Work to do: Return every entry exactly.

----

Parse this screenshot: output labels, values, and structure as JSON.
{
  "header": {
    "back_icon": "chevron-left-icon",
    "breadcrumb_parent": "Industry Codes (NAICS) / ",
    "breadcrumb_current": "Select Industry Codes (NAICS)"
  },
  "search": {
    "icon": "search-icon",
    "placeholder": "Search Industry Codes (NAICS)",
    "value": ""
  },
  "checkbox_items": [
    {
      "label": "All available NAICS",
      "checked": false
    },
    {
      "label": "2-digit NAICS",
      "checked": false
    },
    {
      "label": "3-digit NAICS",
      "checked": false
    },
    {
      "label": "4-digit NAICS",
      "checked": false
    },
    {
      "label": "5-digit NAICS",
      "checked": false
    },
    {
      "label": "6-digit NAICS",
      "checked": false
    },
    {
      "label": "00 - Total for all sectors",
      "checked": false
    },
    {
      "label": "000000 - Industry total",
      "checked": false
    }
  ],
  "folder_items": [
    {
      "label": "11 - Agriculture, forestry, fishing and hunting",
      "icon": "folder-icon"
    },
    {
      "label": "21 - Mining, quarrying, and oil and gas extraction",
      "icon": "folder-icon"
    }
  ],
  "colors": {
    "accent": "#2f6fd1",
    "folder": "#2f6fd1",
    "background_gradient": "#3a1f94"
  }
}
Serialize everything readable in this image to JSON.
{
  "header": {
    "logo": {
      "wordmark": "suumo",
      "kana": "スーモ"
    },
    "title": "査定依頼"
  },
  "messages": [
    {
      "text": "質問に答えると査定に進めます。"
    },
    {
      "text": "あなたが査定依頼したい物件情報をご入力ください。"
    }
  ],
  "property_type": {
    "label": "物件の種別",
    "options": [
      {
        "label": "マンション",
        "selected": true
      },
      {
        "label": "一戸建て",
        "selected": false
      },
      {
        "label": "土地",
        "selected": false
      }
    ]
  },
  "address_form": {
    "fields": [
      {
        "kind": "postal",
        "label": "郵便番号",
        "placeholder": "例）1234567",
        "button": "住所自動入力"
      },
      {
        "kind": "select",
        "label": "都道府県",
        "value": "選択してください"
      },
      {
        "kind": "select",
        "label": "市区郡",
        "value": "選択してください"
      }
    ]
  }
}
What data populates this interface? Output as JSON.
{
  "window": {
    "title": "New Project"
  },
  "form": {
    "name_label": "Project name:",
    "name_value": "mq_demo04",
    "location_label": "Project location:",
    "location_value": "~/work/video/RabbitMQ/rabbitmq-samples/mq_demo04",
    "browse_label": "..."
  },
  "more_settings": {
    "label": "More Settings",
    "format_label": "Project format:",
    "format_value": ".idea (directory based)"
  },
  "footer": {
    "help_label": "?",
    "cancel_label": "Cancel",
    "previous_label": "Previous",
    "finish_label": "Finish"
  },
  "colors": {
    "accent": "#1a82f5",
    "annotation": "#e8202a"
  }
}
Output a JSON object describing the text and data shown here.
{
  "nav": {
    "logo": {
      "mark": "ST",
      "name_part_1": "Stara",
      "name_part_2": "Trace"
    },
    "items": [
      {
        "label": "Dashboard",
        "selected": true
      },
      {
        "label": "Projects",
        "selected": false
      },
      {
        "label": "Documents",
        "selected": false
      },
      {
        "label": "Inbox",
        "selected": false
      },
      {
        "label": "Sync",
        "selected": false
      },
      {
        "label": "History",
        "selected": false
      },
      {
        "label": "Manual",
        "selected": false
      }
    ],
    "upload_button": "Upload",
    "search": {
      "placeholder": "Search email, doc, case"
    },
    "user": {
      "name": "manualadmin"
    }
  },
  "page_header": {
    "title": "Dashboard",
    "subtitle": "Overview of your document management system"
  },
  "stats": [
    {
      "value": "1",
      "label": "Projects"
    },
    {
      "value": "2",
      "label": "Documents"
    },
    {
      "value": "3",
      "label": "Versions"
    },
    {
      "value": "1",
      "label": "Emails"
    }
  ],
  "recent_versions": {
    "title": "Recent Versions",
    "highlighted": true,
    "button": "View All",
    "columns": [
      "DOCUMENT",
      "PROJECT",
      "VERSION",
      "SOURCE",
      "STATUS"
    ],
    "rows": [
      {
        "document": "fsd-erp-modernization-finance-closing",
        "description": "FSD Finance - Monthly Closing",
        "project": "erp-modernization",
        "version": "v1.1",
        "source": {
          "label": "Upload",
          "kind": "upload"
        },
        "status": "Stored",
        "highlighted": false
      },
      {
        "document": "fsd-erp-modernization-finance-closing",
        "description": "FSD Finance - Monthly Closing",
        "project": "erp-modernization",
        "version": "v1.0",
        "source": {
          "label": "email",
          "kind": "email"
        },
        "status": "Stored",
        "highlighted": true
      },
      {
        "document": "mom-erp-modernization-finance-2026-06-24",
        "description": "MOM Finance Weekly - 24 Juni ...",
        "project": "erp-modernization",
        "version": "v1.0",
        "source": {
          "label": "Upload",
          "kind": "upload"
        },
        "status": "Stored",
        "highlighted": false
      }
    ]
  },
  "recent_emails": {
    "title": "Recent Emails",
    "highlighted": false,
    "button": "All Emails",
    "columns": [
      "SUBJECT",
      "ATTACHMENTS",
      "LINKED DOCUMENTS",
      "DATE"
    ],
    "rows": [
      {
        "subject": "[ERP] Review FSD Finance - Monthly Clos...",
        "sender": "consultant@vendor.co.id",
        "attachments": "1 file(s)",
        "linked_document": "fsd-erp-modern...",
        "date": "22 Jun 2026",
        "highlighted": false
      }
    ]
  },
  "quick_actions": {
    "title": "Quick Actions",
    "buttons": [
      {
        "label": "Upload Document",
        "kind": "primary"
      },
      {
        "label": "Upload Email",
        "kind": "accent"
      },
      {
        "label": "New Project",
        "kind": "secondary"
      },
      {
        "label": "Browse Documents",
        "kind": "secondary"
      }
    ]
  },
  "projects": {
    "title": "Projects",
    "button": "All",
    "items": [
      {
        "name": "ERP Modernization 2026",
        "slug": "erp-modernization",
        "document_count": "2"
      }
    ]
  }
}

----

Result of the exercise:
Parse this screenshot: output labels, values, and structure as JSON.
{
  "header": {
    "back_icon": "chevron-left-icon",
    "breadcrumb_parent": "Industry Codes (NAICS) / ",
    "breadcrumb_current": "Select Industry Codes (NAICS)"
  },
  "search": {
    "icon": "search-icon",
    "placeholder": "Search Industry Codes (NAICS)",
    "value": ""
  },
  "checkbox_items": [
    {
      "label": "All available NAICS",
      "checked": false
    },
    {
      "label": "2-digit NAICS",
      "checked": false
    },
    {
      "label": "3-digit NAICS",
      "checked": false
    },
    {
      "label": "4-digit NAICS",
      "checked": false
    },
    {
      "label": "5-digit NAICS",
      "checked": false
    },
    {
      "label": "6-digit NAICS",
      "checked": false
    },
    {
      "label": "00 - Total for all sectors",
      "checked": false
    },
    {
      "label": "000000 - Industry total",
      "checked": false
    }
  ],
  "folder_items": [
    {
      "label": "11 - Agriculture, forestry, fishing and hunting",
      "icon": "folder-icon"
    },
    {
      "label": "21 - Mining, quarrying, and oil and gas extraction",
      "icon": "folder-icon"
    }
  ],
  "colors": {
    "accent": "#2f6fd1",
    "folder": "#2f6fd1",
    "background_gradient": "#3a1f94"
  }
}
Serialize everything readable in this image to JSON.
{
  "header": {
    "logo": {
      "wordmark": "suumo",
      "kana": "スーモ"
    },
    "title": "査定依頼"
  },
  "messages": [
    {
      "text": "質問に答えると査定に進めます。"
    },
    {
      "text": "あなたが査定依頼したい物件情報をご入力ください。"
    }
  ],
  "property_type": {
    "label": "物件の種別",
    "options": [
      {
        "label": "マンション",
        "selected": true
      },
      {
        "label": "一戸建て",
        "selected": false
      },
      {
        "label": "土地",
        "selected": false
      }
    ]
  },
  "address_form": {
    "fields": [
      {
        "kind": "postal",
        "label": "郵便番号",
        "placeholder": "例）1234567",
        "button": "住所自動入力"
      },
      {
        "kind": "select",
        "label": "都道府県",
        "value": "選択してください"
      },
      {
        "kind": "select",
        "label": "市区郡",
        "value": "選択してください"
      }
    ]
  }
}
What data populates this interface? Output as JSON.
{
  "window": {
    "title": "New Project"
  },
  "form": {
    "name_label": "Project name:",
    "name_value": "mq_demo04",
    "location_label": "Project location:",
    "location_value": "~/work/video/RabbitMQ/rabbitmq-samples/mq_demo04",
    "browse_label": "..."
  },
  "more_settings": {
    "label": "More Settings",
    "format_label": "Project format:",
    "format_value": ".idea (directory based)"
  },
  "footer": {
    "help_label": "?",
    "cancel_label": "Cancel",
    "previous_label": "Previous",
    "finish_label": "Finish"
  },
  "colors": {
    "accent": "#1a82f5",
    "annotation": "#e8202a"
  }
}
Output a JSON object describing the text and data shown here.
{
  "nav": {
    "logo": {
      "mark": "ST",
      "name_part_1": "Stara",
      "name_part_2": "Trace"
    },
    "items": [
      {
        "label": "Dashboard",
        "selected": true
      },
      {
        "label": "Projects",
        "selected": false
      },
      {
        "label": "Documents",
        "selected": false
      },
      {
        "label": "Inbox",
        "selected": false
      },
      {
        "label": "Sync",
        "selected": false
      },
      {
        "label": "History",
        "selected": false
      },
      {
        "label": "Manual",
        "selected": false
      }
    ],
    "upload_button": "Upload",
    "search": {
      "placeholder": "Search email, doc, case"
    },
    "user": {
      "name": "manualadmin"
    }
  },
  "page_header": {
    "title": "Dashboard",
    "subtitle": "Overview of your document management system"
  },
  "stats": [
    {
      "value": "1",
      "label": "Projects"
    },
    {
      "value": "2",
      "label": "Documents"
    },
    {
      "value": "3",
      "label": "Versions"
    },
    {
      "value": "1",
      "label": "Emails"
    }
  ],
  "recent_versions": {
    "title": "Recent Versions",
    "highlighted": true,
    "button": "View All",
    "columns": [
      "DOCUMENT",
      "PROJECT",
      "VERSION",
      "SOURCE",
      "STATUS"
    ],
    "rows": [
      {
        "document": "fsd-erp-modernization-finance-closing",
        "description": "FSD Finance - Monthly Closing",
        "project": "erp-modernization",
        "version": "v1.1",
        "source": {
          "label": "Upload",
          "kind": "upload"
        },
        "status": "Stored",
        "highlighted": false
      },
      {
        "document": "fsd-erp-modernization-finance-closing",
        "description": "FSD Finance - Monthly Closing",
        "project": "erp-modernization",
        "version": "v1.0",
        "source": {
          "label": "email",
          "kind": "email"
        },
        "status": "Stored",
        "highlighted": true
      },
      {
        "document": "mom-erp-modernization-finance-2026-06-24",
        "description": "MOM Finance Weekly - 24 Juni ...",
        "project": "erp-modernization",
        "version": "v1.0",
        "source": {
          "label": "Upload",
          "kind": "upload"
        },
        "status": "Stored",
        "highlighted": false
      }
    ]
  },
  "recent_emails": {
    "title": "Recent Emails",
    "highlighted": false,
    "button": "All Emails",
    "columns": [
      "SUBJECT",
      "ATTACHMENTS",
      "LINKED DOCUMENTS",
      "DATE"
    ],
    "rows": [
      {
        "subject": "[ERP] Review FSD Finance - Monthly Clos...",
        "sender": "consultant@vendor.co.id",
        "attachments": "1 file(s)",
        "linked_document": "fsd-erp-modern...",
        "date": "22 Jun 2026",
        "highlighted": false
      }
    ]
  },
  "quick_actions": {
    "title": "Quick Actions",
    "buttons": [
      {
        "label": "Upload Document",
        "kind": "primary"
      },
      {
        "label": "Upload Email",
        "kind": "accent"
      },
      {
        "label": "New Project",
        "kind": "secondary"
      },
      {
        "label": "Browse Documents",
        "kind": "secondary"
      }
    ]
  },
  "projects": {
    "title": "Projects",
    "button": "All",
    "items": [
      {
        "name": "ERP Modernization 2026",
        "slug": "erp-modernization",
        "document_count": "2"
      }
    ]
  }
}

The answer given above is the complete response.